* [TASK]: Select every line below containing the word "solid".

-- start of SUPPLIED MATERIAL --

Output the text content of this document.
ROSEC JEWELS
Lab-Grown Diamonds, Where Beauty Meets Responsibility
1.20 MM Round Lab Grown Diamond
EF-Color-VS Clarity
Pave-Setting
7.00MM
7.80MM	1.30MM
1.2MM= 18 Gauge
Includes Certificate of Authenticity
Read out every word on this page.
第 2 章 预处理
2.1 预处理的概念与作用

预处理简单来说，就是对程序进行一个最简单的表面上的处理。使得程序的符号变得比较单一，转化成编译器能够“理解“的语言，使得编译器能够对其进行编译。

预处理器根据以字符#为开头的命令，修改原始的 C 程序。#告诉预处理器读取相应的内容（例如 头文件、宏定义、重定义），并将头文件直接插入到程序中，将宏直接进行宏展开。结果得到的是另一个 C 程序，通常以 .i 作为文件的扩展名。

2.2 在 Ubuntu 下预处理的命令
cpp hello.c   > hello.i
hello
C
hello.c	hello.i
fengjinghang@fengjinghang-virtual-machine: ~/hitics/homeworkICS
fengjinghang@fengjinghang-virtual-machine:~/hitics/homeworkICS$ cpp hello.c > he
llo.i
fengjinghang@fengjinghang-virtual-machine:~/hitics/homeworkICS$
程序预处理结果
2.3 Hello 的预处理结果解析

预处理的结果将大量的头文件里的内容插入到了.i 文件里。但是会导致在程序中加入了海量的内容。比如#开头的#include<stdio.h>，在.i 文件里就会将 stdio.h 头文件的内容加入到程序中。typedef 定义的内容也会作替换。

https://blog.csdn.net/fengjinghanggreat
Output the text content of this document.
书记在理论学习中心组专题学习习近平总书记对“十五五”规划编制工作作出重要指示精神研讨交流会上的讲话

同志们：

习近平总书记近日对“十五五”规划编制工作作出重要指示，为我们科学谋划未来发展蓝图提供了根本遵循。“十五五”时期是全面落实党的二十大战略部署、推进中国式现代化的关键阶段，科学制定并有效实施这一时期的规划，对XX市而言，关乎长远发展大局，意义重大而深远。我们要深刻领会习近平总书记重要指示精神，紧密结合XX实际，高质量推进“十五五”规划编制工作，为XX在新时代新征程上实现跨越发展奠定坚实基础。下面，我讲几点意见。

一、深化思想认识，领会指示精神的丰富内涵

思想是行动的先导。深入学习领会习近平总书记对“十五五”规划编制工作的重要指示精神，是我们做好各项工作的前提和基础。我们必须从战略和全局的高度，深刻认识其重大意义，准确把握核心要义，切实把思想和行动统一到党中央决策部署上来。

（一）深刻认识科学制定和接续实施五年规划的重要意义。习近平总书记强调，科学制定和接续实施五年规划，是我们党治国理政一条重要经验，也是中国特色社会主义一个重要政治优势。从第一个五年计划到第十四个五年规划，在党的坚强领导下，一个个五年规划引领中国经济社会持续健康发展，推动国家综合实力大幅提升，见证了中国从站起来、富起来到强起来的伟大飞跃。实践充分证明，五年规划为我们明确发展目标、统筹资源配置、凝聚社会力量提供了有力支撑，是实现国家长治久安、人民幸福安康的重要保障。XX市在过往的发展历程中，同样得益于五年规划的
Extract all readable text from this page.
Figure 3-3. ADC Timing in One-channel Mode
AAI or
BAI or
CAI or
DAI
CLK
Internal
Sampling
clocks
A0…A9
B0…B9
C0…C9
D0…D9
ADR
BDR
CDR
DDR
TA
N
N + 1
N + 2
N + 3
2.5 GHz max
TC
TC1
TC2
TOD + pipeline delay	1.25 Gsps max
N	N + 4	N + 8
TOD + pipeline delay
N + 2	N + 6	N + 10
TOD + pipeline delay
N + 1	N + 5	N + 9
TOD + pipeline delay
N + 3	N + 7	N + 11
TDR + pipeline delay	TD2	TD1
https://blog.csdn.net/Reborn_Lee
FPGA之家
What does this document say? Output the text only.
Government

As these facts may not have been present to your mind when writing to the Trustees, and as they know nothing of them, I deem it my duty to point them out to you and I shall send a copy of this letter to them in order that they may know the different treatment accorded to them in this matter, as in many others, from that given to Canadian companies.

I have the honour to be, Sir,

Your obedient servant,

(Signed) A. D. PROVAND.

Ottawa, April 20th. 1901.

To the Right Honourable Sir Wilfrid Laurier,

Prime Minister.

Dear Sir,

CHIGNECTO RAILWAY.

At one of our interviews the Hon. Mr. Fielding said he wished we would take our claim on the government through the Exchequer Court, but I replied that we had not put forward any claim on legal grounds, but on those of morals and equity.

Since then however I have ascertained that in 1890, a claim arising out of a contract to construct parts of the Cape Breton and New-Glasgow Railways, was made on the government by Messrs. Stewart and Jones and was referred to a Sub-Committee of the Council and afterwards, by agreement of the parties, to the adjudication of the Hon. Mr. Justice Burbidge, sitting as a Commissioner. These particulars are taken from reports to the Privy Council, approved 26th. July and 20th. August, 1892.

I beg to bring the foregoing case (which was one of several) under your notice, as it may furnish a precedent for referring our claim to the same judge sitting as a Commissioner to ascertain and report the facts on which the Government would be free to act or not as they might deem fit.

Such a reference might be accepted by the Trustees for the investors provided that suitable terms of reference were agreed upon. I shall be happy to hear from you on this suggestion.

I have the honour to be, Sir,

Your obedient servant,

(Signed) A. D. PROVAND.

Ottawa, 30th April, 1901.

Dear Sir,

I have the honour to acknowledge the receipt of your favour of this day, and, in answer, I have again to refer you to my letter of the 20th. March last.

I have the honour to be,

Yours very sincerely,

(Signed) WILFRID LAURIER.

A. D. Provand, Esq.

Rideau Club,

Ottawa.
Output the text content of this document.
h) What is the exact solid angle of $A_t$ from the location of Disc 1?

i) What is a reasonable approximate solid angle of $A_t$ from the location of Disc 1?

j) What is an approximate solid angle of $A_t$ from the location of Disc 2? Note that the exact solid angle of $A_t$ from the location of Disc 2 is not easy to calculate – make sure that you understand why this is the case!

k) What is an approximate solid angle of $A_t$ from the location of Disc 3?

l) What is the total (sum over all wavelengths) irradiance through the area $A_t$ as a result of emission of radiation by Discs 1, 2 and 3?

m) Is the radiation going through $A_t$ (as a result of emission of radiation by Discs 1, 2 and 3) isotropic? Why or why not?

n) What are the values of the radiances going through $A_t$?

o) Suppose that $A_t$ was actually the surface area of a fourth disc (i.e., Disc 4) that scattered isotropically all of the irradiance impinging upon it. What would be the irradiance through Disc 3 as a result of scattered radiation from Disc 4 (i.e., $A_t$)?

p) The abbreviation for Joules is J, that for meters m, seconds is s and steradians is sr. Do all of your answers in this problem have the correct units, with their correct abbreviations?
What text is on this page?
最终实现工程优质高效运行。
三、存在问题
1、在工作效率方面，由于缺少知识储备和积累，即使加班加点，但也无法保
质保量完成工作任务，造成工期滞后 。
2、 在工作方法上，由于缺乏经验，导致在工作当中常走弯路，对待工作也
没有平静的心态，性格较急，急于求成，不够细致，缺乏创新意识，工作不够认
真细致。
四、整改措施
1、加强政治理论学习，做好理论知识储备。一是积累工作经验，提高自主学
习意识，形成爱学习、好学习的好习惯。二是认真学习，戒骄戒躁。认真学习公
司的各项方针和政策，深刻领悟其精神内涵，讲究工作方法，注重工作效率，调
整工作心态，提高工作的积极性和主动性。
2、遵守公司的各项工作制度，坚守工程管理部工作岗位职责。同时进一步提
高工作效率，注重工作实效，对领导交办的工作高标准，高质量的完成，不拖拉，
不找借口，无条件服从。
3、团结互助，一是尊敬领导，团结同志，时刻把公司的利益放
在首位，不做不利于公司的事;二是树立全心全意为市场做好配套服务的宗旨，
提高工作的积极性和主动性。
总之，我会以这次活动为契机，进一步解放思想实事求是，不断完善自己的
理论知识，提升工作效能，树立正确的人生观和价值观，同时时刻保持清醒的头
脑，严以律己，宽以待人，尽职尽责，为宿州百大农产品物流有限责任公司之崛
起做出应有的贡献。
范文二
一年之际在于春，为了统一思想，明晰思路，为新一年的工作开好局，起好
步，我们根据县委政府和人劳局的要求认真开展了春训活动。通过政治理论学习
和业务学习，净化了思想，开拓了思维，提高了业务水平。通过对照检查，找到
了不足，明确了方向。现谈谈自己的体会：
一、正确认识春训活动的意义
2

-- end of SUPPLIED MATERIAL --

* [FULL SOLUTION]:
h) What is the exact solid angle of $A_t$ from the location of Disc 1?
i) What is a reasonable approximate solid angle of $A_t$ from the location of Disc 1?
j) What is an approximate solid angle of $A_t$ from the location of Disc 2? Note that the exact solid angle of $A_t$ from the location of Disc 2 is not easy to calculate – make sure that you understand why this is the case!
k) What is an approximate solid angle of $A_t$ from the location of Disc 3?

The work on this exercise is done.